(AVAILABLE DATA Opens)

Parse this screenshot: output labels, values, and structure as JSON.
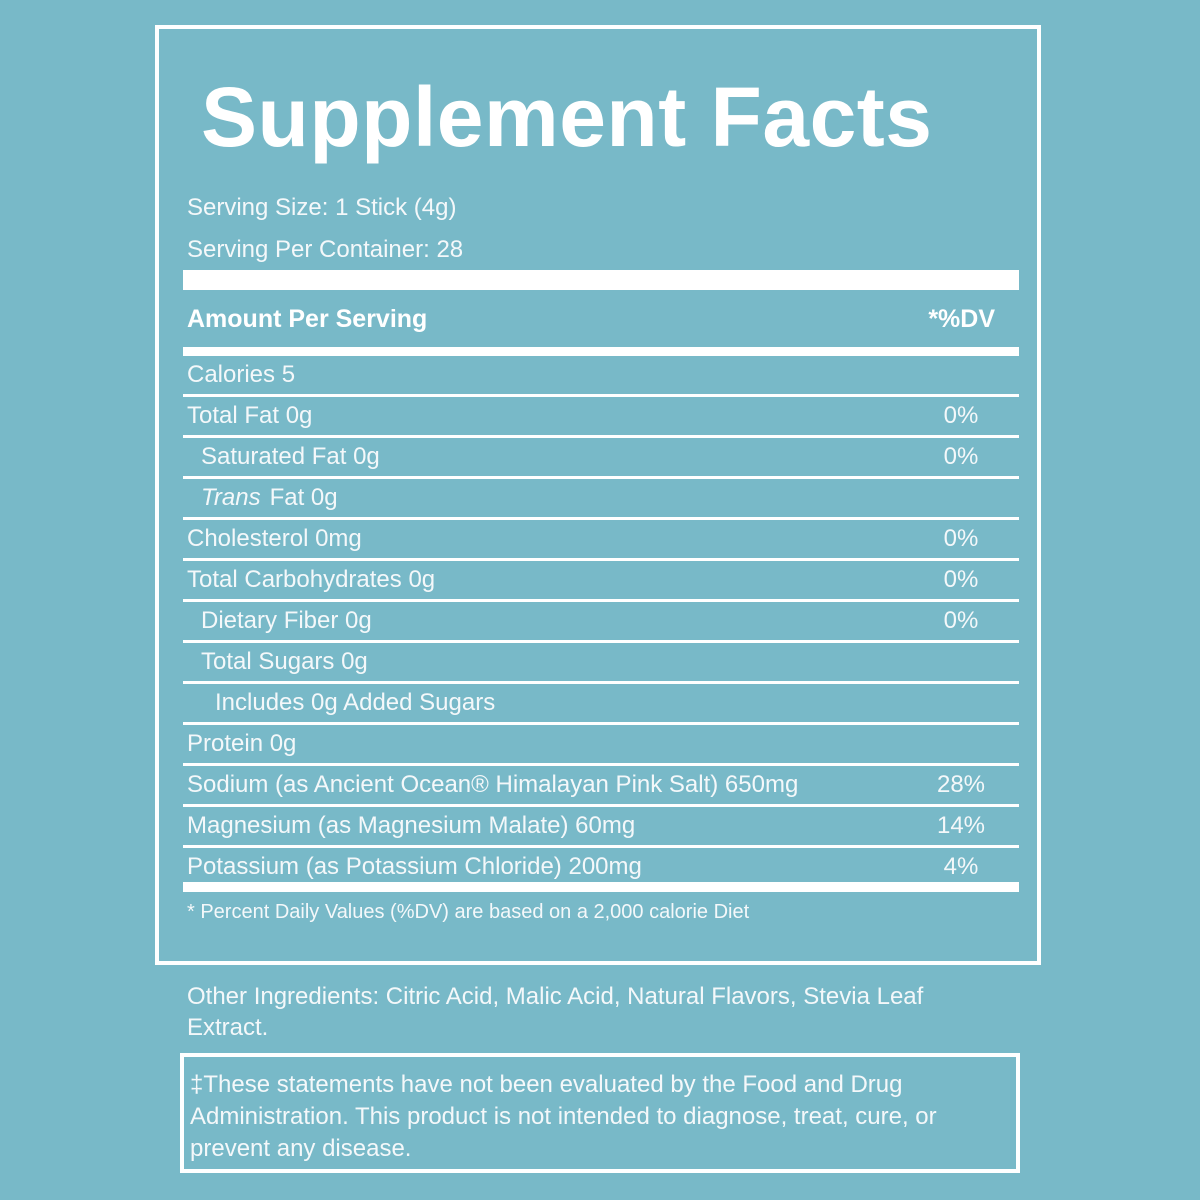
{
  "label": {
    "title": "Supplement Facts",
    "serving_size": "Serving Size: 1 Stick (4g)",
    "servings_per_container": "Serving Per Container: 28",
    "header_amount": "Amount Per Serving",
    "header_dv": "*%DV",
    "rows": [
      {
        "name": "Calories 5",
        "dv": ""
      },
      {
        "name": "Total Fat 0g",
        "dv": "0%"
      },
      {
        "name": "Saturated Fat 0g",
        "dv": "0%"
      },
      {
        "italic": "Trans",
        "name": "Fat 0g",
        "dv": ""
      },
      {
        "name": "Cholesterol 0mg",
        "dv": "0%"
      },
      {
        "name": "Total Carbohydrates 0g",
        "dv": "0%"
      },
      {
        "name": "Dietary Fiber 0g",
        "dv": "0%"
      },
      {
        "name": "Total Sugars 0g",
        "dv": ""
      },
      {
        "name": "Includes 0g Added Sugars",
        "dv": ""
      },
      {
        "name": "Protein 0g",
        "dv": ""
      },
      {
        "name": "Sodium (as Ancient Ocean® Himalayan Pink Salt) 650mg",
        "dv": "28%"
      },
      {
        "name": "Magnesium (as Magnesium Malate) 60mg",
        "dv": "14%"
      },
      {
        "name": "Potassium (as Potassium Chloride) 200mg",
        "dv": "4%"
      }
    ],
    "footnote": "* Percent Daily Values (%DV) are based on a 2,000 calorie Diet"
  },
  "other_ingredients": "Other Ingredients: Citric Acid, Malic Acid, Natural Flavors, Stevia Leaf Extract.",
  "disclaimer": "‡These statements have not been evaluated by the Food and Drug Administration. This product is not intended to diagnose, treat, cure, or prevent any disease."
}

(AVAILABLE DATA Closes)

GOAL OF THE EXERCISE →
Would you please output each record exactly, leaving the images out?

SOLUTION FOR THIS TASK →
Parse this screenshot: output labels, values, and structure as JSON.
{
  "label": {
    "title": "Supplement Facts",
    "serving_size": "Serving Size: 1 Stick (4g)",
    "servings_per_container": "Serving Per Container: 28",
    "header_amount": "Amount Per Serving",
    "header_dv": "*%DV",
    "rows": [
      {
        "name": "Calories 5",
        "dv": ""
      },
      {
        "name": "Total Fat 0g",
        "dv": "0%"
      },
      {
        "name": "Saturated Fat 0g",
        "dv": "0%"
      },
      {
        "italic": "Trans",
        "name": "Fat 0g",
        "dv": ""
      },
      {
        "name": "Cholesterol 0mg",
        "dv": "0%"
      },
      {
        "name": "Total Carbohydrates 0g",
        "dv": "0%"
      },
      {
        "name": "Dietary Fiber 0g",
        "dv": "0%"
      },
      {
        "name": "Total Sugars 0g",
        "dv": ""
      },
      {
        "name": "Includes 0g Added Sugars",
        "dv": ""
      },
      {
        "name": "Protein 0g",
        "dv": ""
      },
      {
        "name": "Sodium (as Ancient Ocean® Himalayan Pink Salt) 650mg",
        "dv": "28%"
      },
      {
        "name": "Magnesium (as Magnesium Malate) 60mg",
        "dv": "14%"
      },
      {
        "name": "Potassium (as Potassium Chloride) 200mg",
        "dv": "4%"
      }
    ],
    "footnote": "* Percent Daily Values (%DV) are based on a 2,000 calorie Diet"
  },
  "other_ingredients": "Other Ingredients: Citric Acid, Malic Acid, Natural Flavors, Stevia Leaf Extract.",
  "disclaimer": "‡These statements have not been evaluated by the Food and Drug Administration. This product is not intended to diagnose, treat, cure, or prevent any disease."
}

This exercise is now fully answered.